> **TEXT EXCERPT**
%%

DATA Step, Macro, Functions and more

Obtaining the SD per observation

Frequent Learner
Posts: 1

Obtaining the SD per observation




Given a dataset sorted by PID (ID of each participant, N=77) with several continuous variables. 


I want to obtain which are the observations (PID) with values > 2 SD from the mean.


I am working with data in a temporary dataset called -- cortical_stroke_complete2


The variable of interest is : PCh_CONTRA_entorhinal_tck


This is the code that I have been trying without success, I tried different variables and always obtained the same PID.

%%

> **TASK GOAL**
Can you write out the forum post on finding values more than 2 SD from the mean, word for word, from "The variable of" up to and including "the same PID."?

Layout records:
%%

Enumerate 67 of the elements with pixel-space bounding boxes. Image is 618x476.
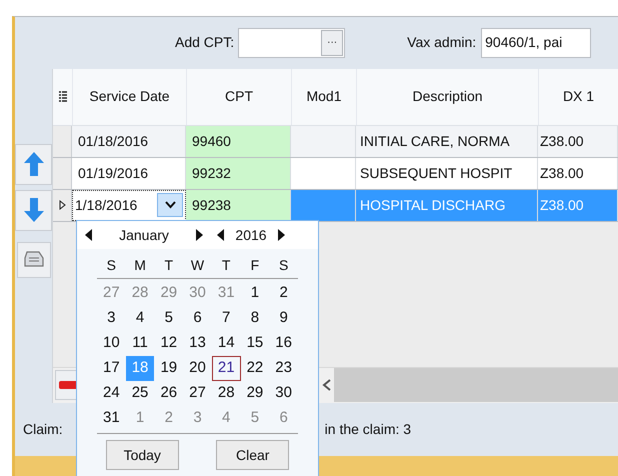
date-value: 1/18/2016 bbox=[75, 196, 138, 215]
calendar-day[interactable]: 20 bbox=[183, 356, 212, 381]
calendar-day[interactable]: 8 bbox=[240, 306, 270, 331]
calendar-day[interactable]: 13 bbox=[183, 331, 212, 356]
calendar-day[interactable]: 10 bbox=[97, 331, 126, 356]
calendar-button[interactable]: Clear bbox=[216, 440, 290, 470]
calendar-day[interactable]: 15 bbox=[240, 331, 270, 356]
calendar-day[interactable]: 21 bbox=[212, 356, 241, 381]
table-cell: SUBSEQUENT HOSPIT bbox=[356, 158, 538, 189]
calendar-day[interactable]: 4 bbox=[126, 306, 154, 331]
table-row[interactable]: 01/19/2016 99232 SUBSEQUENT HOSPIT Z38.00 bbox=[53, 158, 618, 190]
calendar-day[interactable]: 22 bbox=[240, 356, 270, 381]
table-row[interactable]: 01/18/2016 99460 INITIAL CARE, NORMA Z38.00 bbox=[53, 126, 618, 158]
weekday-label: F bbox=[250, 256, 260, 275]
weekday-label: S bbox=[278, 256, 290, 275]
weekday-label: S bbox=[106, 256, 118, 275]
calendar-day[interactable]: 27 bbox=[183, 381, 212, 406]
calendar-day[interactable]: 2 bbox=[269, 281, 298, 306]
table-cell: 99460 bbox=[186, 126, 291, 157]
calendar-day[interactable]: 7 bbox=[212, 306, 241, 331]
month-label[interactable]: January bbox=[95, 224, 193, 246]
calendar-day[interactable]: 6 bbox=[183, 306, 212, 331]
column-header[interactable]: CPT bbox=[186, 68, 291, 125]
weekday-label: M bbox=[133, 256, 147, 275]
date-edit-field[interactable]: 1/18/2016 bbox=[72, 190, 186, 221]
table-cell: HOSPITAL DISCHARG bbox=[356, 190, 538, 221]
table-cell: Z38.00 bbox=[538, 190, 618, 221]
claim-lines-count: in the claim: 3 bbox=[324, 420, 412, 440]
calendar-day[interactable]: 1 bbox=[240, 281, 270, 306]
calendar-day[interactable]: 28 bbox=[212, 381, 241, 406]
calendar-button[interactable]: Today bbox=[106, 440, 179, 470]
calendar-day[interactable]: 19 bbox=[154, 356, 184, 381]
calendar-day[interactable]: 31 bbox=[97, 406, 126, 431]
column-header[interactable]: DX 1 bbox=[538, 68, 618, 125]
column-header[interactable]: Description bbox=[356, 68, 538, 125]
calendar-day[interactable]: 30 bbox=[269, 381, 298, 406]
table-cell: Z38.00 bbox=[538, 158, 618, 189]
claim-label: Claim: bbox=[23, 420, 63, 440]
table-cell: INITIAL CARE, NORMA bbox=[356, 126, 538, 157]
calendar-day[interactable]: 9 bbox=[269, 306, 298, 331]
calendar-day[interactable]: 25 bbox=[126, 381, 154, 406]
column-header[interactable]: Mod1 bbox=[291, 68, 356, 125]
calendar-day[interactable]: 12 bbox=[154, 331, 184, 356]
vax-admin-label: Vax admin: bbox=[407, 33, 476, 52]
weekday-label: T bbox=[164, 256, 174, 275]
table-cell: 99238 bbox=[186, 190, 291, 221]
vax-admin-field[interactable]: 90460/1, pai bbox=[481, 28, 592, 58]
calendar-day[interactable]: 3 bbox=[97, 306, 126, 331]
year-label[interactable]: 2016 bbox=[227, 224, 275, 246]
calendar-day[interactable]: 17 bbox=[97, 356, 126, 381]
weekday-label: T bbox=[220, 256, 232, 275]
table-row[interactable]: 1/18/2016 99238 HOSPITAL DISCHARG Z38.00 bbox=[53, 190, 618, 222]
browse-button[interactable]: ··· bbox=[321, 30, 344, 56]
calendar-day[interactable]: 26 bbox=[154, 381, 184, 406]
calendar-day[interactable]: 5 bbox=[154, 306, 184, 331]
calendar-day[interactable]: 16 bbox=[269, 331, 298, 356]
calendar-day[interactable]: 24 bbox=[97, 381, 126, 406]
calendar-day[interactable]: 23 bbox=[269, 356, 298, 381]
weekday-label: W bbox=[190, 256, 206, 275]
table-cell: 99232 bbox=[186, 158, 291, 189]
calendar-day[interactable]: 29 bbox=[240, 381, 270, 406]
calendar-day[interactable]: 11 bbox=[126, 331, 154, 356]
column-header[interactable]: Service Date bbox=[72, 68, 186, 125]
add-cpt-label: Add CPT: bbox=[175, 33, 234, 52]
add-cpt-field[interactable]: ··· bbox=[238, 28, 346, 58]
calendar-day[interactable]: 14 bbox=[212, 331, 241, 356]
table-cell: Z38.00 bbox=[538, 126, 618, 157]
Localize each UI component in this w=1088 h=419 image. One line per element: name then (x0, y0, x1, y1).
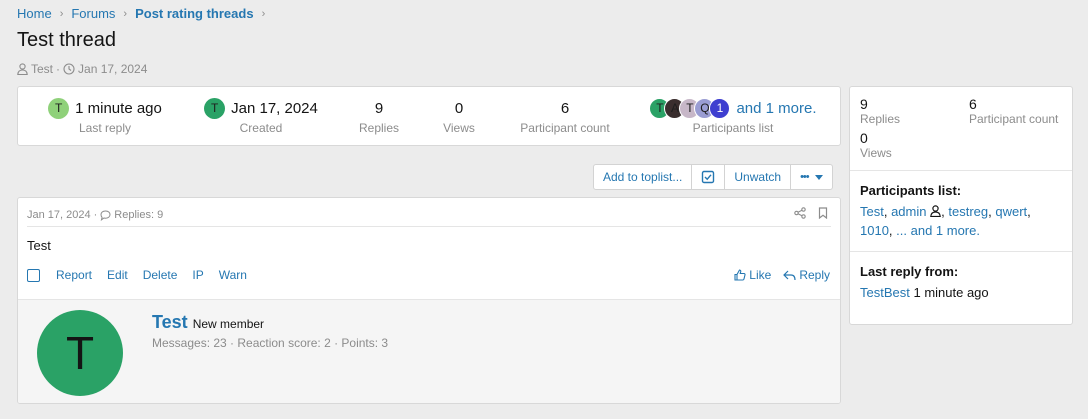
share-icon[interactable] (794, 207, 806, 219)
breadcrumb: Home › Forums › Post rating threads › (17, 6, 273, 21)
post-header-actions (794, 207, 828, 219)
thread-toolbar: Add to toplist... Unwatch ••• (593, 164, 833, 190)
stat-participants-list: T A T Q 1 and 1 more. Participants list (648, 97, 818, 135)
thumbs-up-icon (734, 269, 746, 281)
participant-link[interactable]: testreg (948, 204, 988, 219)
last-reply-time[interactable]: 1 minute ago (75, 100, 162, 117)
report-link[interactable]: Report (56, 268, 92, 282)
breadcrumb-separator: › (59, 7, 64, 20)
last-reply-user-link[interactable]: TestBest (860, 285, 910, 300)
participant-link[interactable]: qwert (995, 204, 1027, 219)
participant-link[interactable]: admin (891, 204, 926, 219)
sidebar-replies-count: 9 (860, 96, 868, 112)
sidebar-stats: 9 Replies 6 Participant count 0 Views (850, 87, 1072, 171)
last-reply-avatar[interactable]: T (48, 97, 70, 119)
ellipsis-icon: ••• (800, 171, 810, 183)
post-date-link[interactable]: Jan 17, 2024 (27, 209, 91, 221)
sidebar-participant-label: Participant count (969, 112, 1059, 126)
stat-replies: 9 Replies (348, 97, 410, 136)
reply-label: Reply (799, 268, 830, 282)
participants-more-link[interactable]: ... and 1 more. (896, 223, 980, 238)
reply-icon (783, 270, 796, 281)
edit-link[interactable]: Edit (107, 268, 128, 282)
sidebar-replies-label: Replies (860, 112, 901, 126)
participant-link[interactable]: 1010 (860, 223, 889, 238)
last-reply-time: 1 minute ago (913, 285, 989, 300)
stat-views: 0 Views (428, 97, 490, 136)
reply-button[interactable]: Reply (783, 268, 830, 282)
replies-count: 9 (374, 99, 384, 117)
participants-more-link[interactable]: and 1 more. (736, 100, 816, 117)
like-label: Like (749, 268, 772, 282)
meta-separator: · (56, 62, 61, 76)
participant-link[interactable]: Test (860, 204, 884, 219)
user-icon (930, 205, 941, 217)
views-count: 0 (454, 99, 464, 117)
select-post-checkbox[interactable] (27, 268, 40, 282)
created-avatar[interactable]: T (204, 97, 226, 119)
ip-link[interactable]: IP (192, 268, 203, 282)
sidebar-last-reply-title: Last reply from: (860, 264, 959, 279)
created-label: Created (239, 121, 283, 135)
meta-separator: · (93, 209, 98, 221)
sidebar-last-reply: Last reply from: TestBest 1 minute ago (850, 252, 1072, 312)
checkbox-icon (701, 170, 715, 184)
sidebar-views-count: 0 (860, 130, 868, 146)
post-body: Test (27, 238, 51, 253)
delete-link[interactable]: Delete (143, 268, 178, 282)
like-button[interactable]: Like (734, 268, 771, 282)
participant-count: 6 (560, 99, 570, 117)
chevron-down-icon (814, 174, 823, 180)
member-name-link[interactable]: Test (152, 312, 188, 333)
created-date: Jan 17, 2024 (231, 99, 318, 117)
breadcrumb-forums[interactable]: Forums (71, 6, 115, 21)
breadcrumb-home[interactable]: Home (17, 6, 52, 21)
post: Jan 17, 2024 · Replies: 9 Test Report Ed… (17, 197, 841, 404)
participant-count-label: Participant count (520, 121, 610, 135)
sidebar-participants-title: Participants list: (860, 183, 962, 198)
thread-meta: Test · Jan 17, 2024 (17, 62, 147, 76)
last-reply-label: Last reply (78, 121, 132, 135)
add-to-toplist-button[interactable]: Add to toplist... (594, 165, 693, 189)
breadcrumb-separator: › (261, 7, 266, 20)
warn-link[interactable]: Warn (219, 268, 247, 282)
select-thread-button[interactable] (692, 165, 726, 189)
participants-list-label: Participants list (692, 121, 774, 135)
thread-author-link[interactable]: Test (31, 62, 53, 76)
participant-avatars[interactable]: T A T Q 1 (649, 97, 731, 119)
comment-icon (100, 209, 111, 221)
stat-participant-count: 6 Participant count (514, 97, 616, 136)
member-stats: Messages: 23 · Reaction score: 2 · Point… (152, 336, 389, 350)
unwatch-button[interactable]: Unwatch (725, 165, 792, 189)
breadcrumb-separator: › (123, 7, 128, 20)
sidebar-participants: Participants list: Test, admin , testreg… (850, 171, 1072, 252)
thread-date-link[interactable]: Jan 17, 2024 (78, 62, 147, 76)
thread-stats-bar: T 1 minute ago Last reply T Jan 17, 2024… (17, 86, 841, 146)
breadcrumb-post-rating-threads[interactable]: Post rating threads (135, 6, 253, 21)
post-header: Jan 17, 2024 · Replies: 9 (27, 209, 163, 221)
sidebar-views-label: Views (860, 146, 892, 160)
member-avatar[interactable]: T (37, 310, 123, 396)
more-options-button[interactable]: ••• (791, 165, 832, 189)
bookmark-icon[interactable] (818, 207, 828, 219)
user-icon (17, 63, 28, 75)
post-replies-count: Replies: 9 (114, 209, 164, 221)
page-title: Test thread (17, 29, 116, 51)
post-divider (27, 226, 831, 227)
replies-label: Replies (358, 121, 400, 135)
stat-last-reply: T 1 minute ago Last reply (46, 97, 164, 135)
participant-avatar[interactable]: 1 (709, 97, 731, 119)
post-actions: Report Edit Delete IP Warn Like Reply (27, 268, 830, 282)
thread-info-sidebar: 9 Replies 6 Participant count 0 Views Pa… (849, 86, 1073, 325)
views-label: Views (443, 121, 475, 135)
stat-created: T Jan 17, 2024 Created (204, 97, 318, 135)
clock-icon (63, 63, 75, 75)
sidebar-participant-count: 6 (969, 96, 977, 112)
member-block: T Test New member Messages: 23 · Reactio… (18, 299, 840, 403)
member-title: New member (192, 317, 265, 331)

%%

> **OUTPUT BELOW**
The variable of interest is : PCh_CONTRA_entorhinal_tck


This is the code that I have been trying without success, I tried different variables and always obtained the same PID.